The problem
Find every line with the word "this" and report how many there are, without any other text.

>>>

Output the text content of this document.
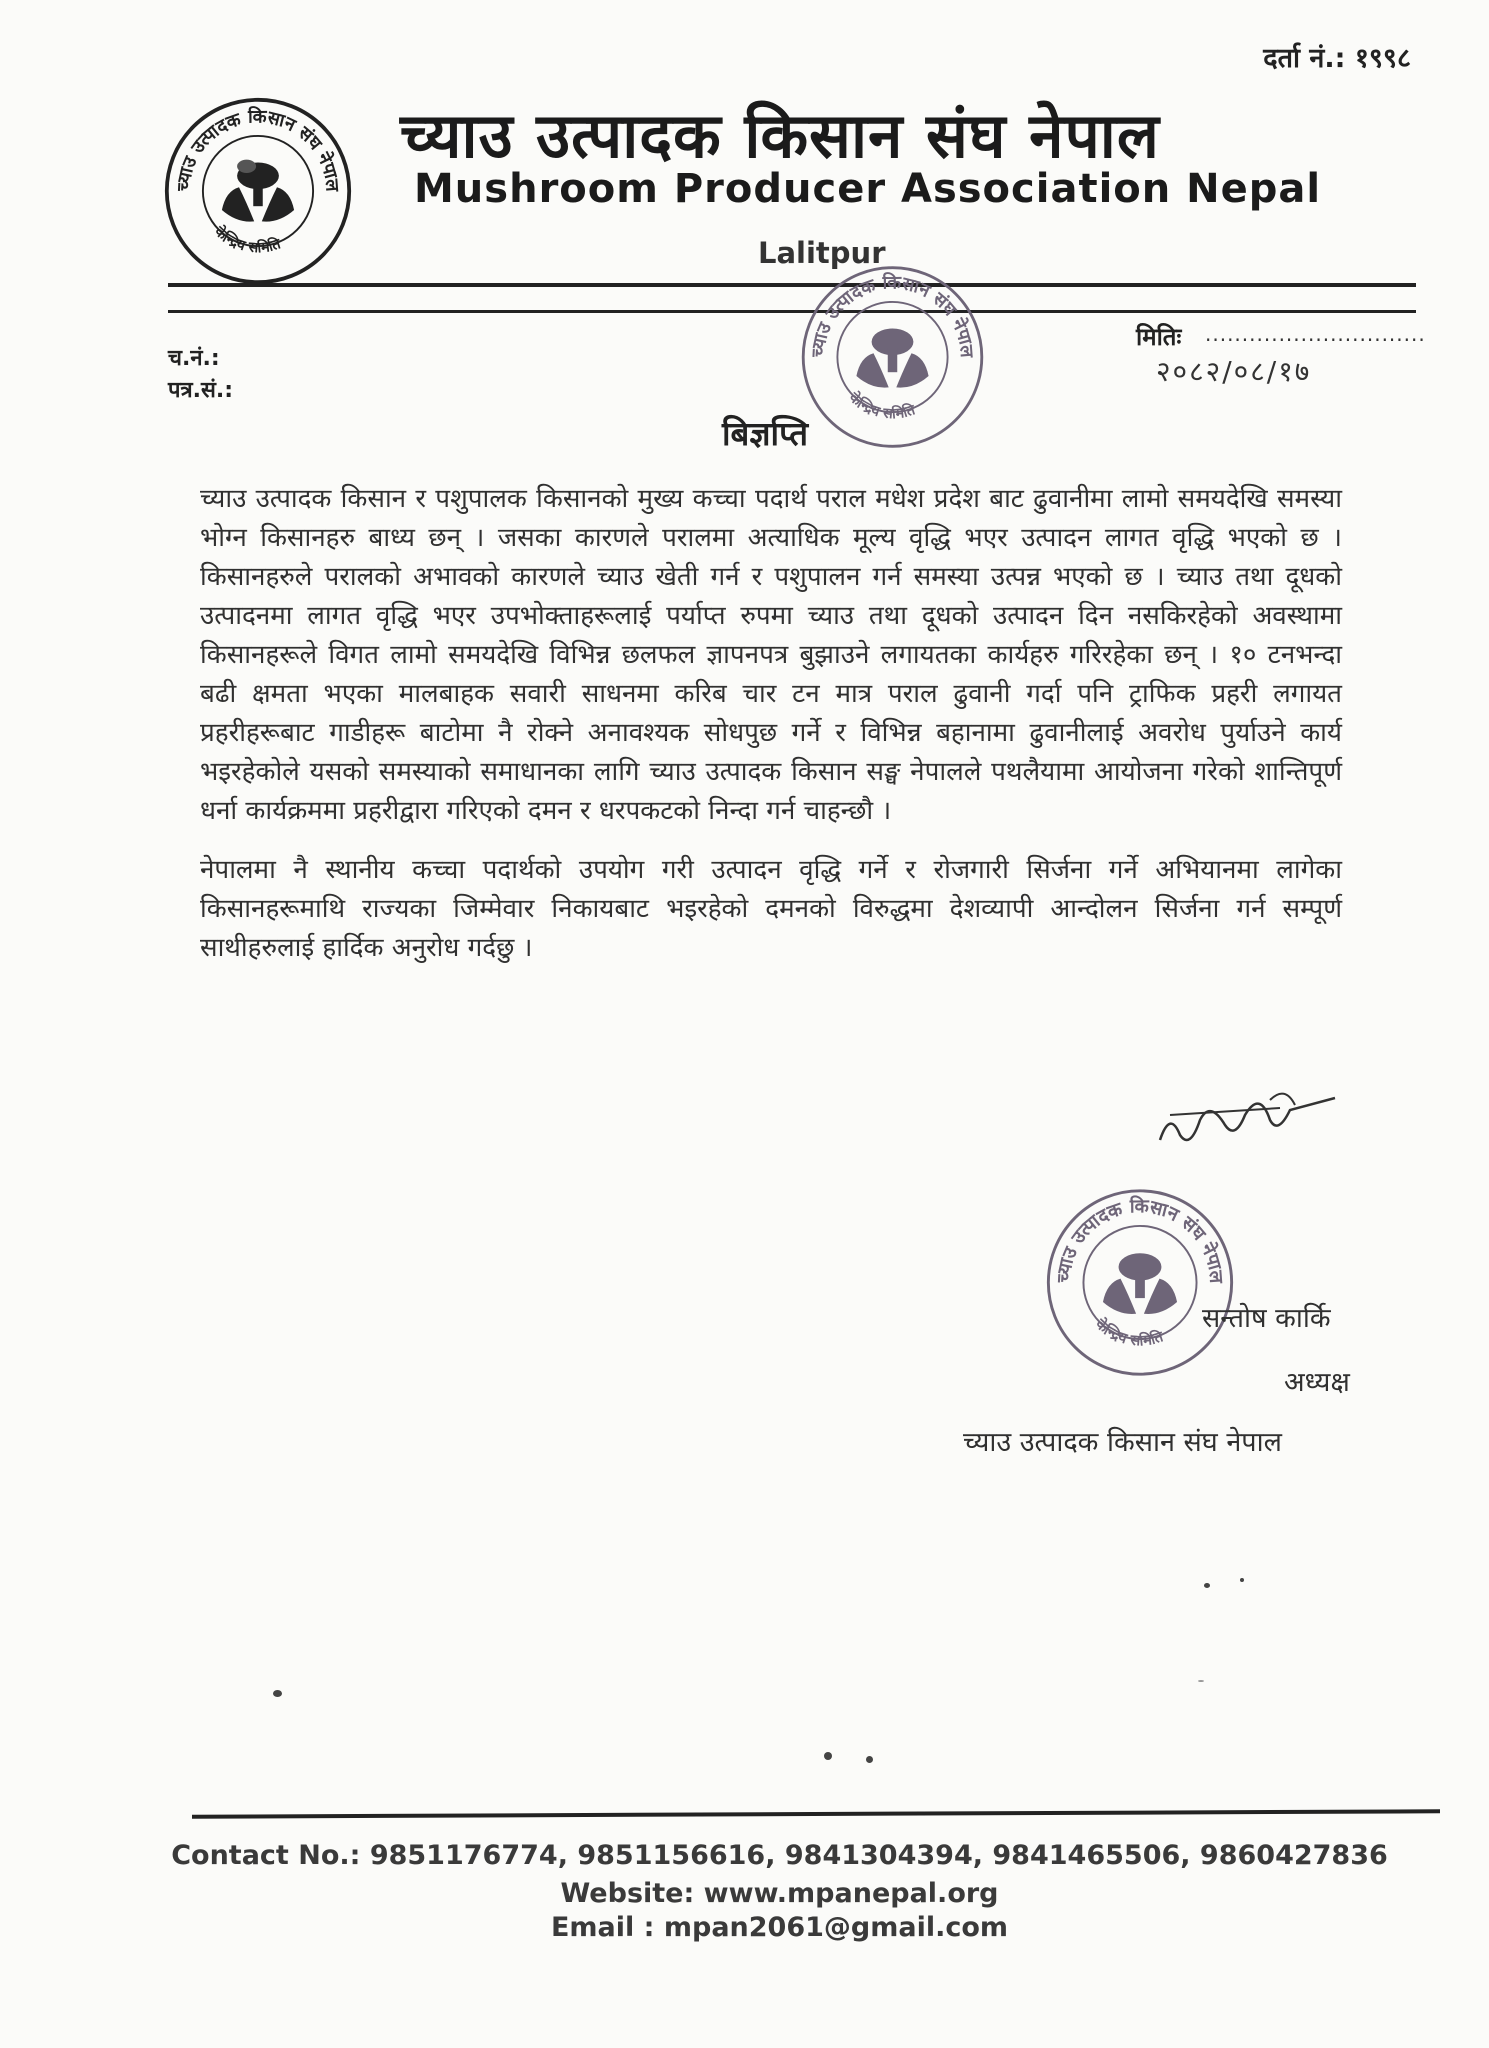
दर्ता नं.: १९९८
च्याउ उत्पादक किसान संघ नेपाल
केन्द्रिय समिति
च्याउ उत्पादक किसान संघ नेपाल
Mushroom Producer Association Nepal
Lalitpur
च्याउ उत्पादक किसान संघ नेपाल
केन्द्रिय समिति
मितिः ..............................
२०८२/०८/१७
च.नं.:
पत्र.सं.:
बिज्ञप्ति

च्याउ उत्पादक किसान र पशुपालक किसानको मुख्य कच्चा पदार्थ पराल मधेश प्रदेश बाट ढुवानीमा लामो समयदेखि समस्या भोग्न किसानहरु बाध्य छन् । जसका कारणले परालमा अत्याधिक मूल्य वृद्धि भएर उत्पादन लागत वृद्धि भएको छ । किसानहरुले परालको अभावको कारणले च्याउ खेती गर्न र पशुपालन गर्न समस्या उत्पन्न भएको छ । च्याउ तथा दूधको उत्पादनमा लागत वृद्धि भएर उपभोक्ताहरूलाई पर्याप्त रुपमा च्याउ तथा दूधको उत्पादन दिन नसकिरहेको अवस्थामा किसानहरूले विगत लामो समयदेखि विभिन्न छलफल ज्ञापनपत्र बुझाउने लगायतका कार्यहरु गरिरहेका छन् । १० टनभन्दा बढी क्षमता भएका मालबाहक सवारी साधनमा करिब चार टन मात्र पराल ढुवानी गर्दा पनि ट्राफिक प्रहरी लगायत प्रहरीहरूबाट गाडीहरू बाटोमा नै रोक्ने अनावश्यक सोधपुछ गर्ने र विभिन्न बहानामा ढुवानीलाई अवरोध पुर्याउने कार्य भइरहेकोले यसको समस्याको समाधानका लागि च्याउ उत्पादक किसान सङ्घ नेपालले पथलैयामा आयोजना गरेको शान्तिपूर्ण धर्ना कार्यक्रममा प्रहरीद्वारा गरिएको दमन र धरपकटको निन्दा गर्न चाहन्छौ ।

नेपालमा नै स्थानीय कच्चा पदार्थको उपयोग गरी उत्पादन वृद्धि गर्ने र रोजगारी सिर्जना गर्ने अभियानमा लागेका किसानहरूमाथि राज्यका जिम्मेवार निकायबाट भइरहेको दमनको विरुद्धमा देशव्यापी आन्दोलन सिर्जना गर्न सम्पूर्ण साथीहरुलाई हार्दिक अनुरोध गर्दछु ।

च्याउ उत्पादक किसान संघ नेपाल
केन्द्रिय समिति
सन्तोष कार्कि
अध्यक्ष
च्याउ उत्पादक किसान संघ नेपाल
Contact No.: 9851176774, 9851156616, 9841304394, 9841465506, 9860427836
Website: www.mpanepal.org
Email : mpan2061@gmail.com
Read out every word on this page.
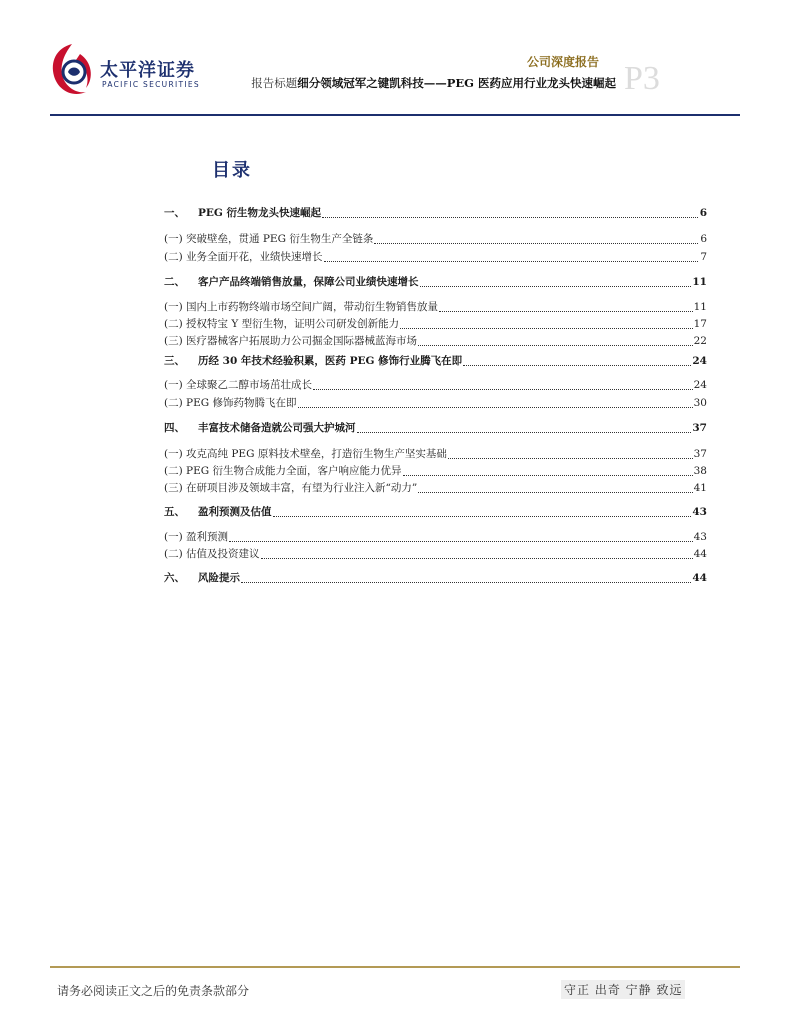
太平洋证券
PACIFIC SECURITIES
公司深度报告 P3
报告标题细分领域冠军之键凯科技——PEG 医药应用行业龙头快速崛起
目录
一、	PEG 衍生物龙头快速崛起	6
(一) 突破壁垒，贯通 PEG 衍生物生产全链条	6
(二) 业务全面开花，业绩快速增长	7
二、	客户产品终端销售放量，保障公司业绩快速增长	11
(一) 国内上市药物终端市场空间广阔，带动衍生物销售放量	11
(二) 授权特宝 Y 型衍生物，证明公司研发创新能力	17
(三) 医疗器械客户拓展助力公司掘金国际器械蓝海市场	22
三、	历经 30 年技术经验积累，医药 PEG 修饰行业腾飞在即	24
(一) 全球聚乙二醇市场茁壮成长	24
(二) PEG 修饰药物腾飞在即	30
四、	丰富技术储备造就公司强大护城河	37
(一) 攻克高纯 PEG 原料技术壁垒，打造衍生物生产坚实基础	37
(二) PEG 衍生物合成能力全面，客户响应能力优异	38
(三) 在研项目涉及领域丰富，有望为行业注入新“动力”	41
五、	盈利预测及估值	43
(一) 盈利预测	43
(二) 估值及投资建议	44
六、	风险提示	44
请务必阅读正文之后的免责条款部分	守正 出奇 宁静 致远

<<<

Response to the task
2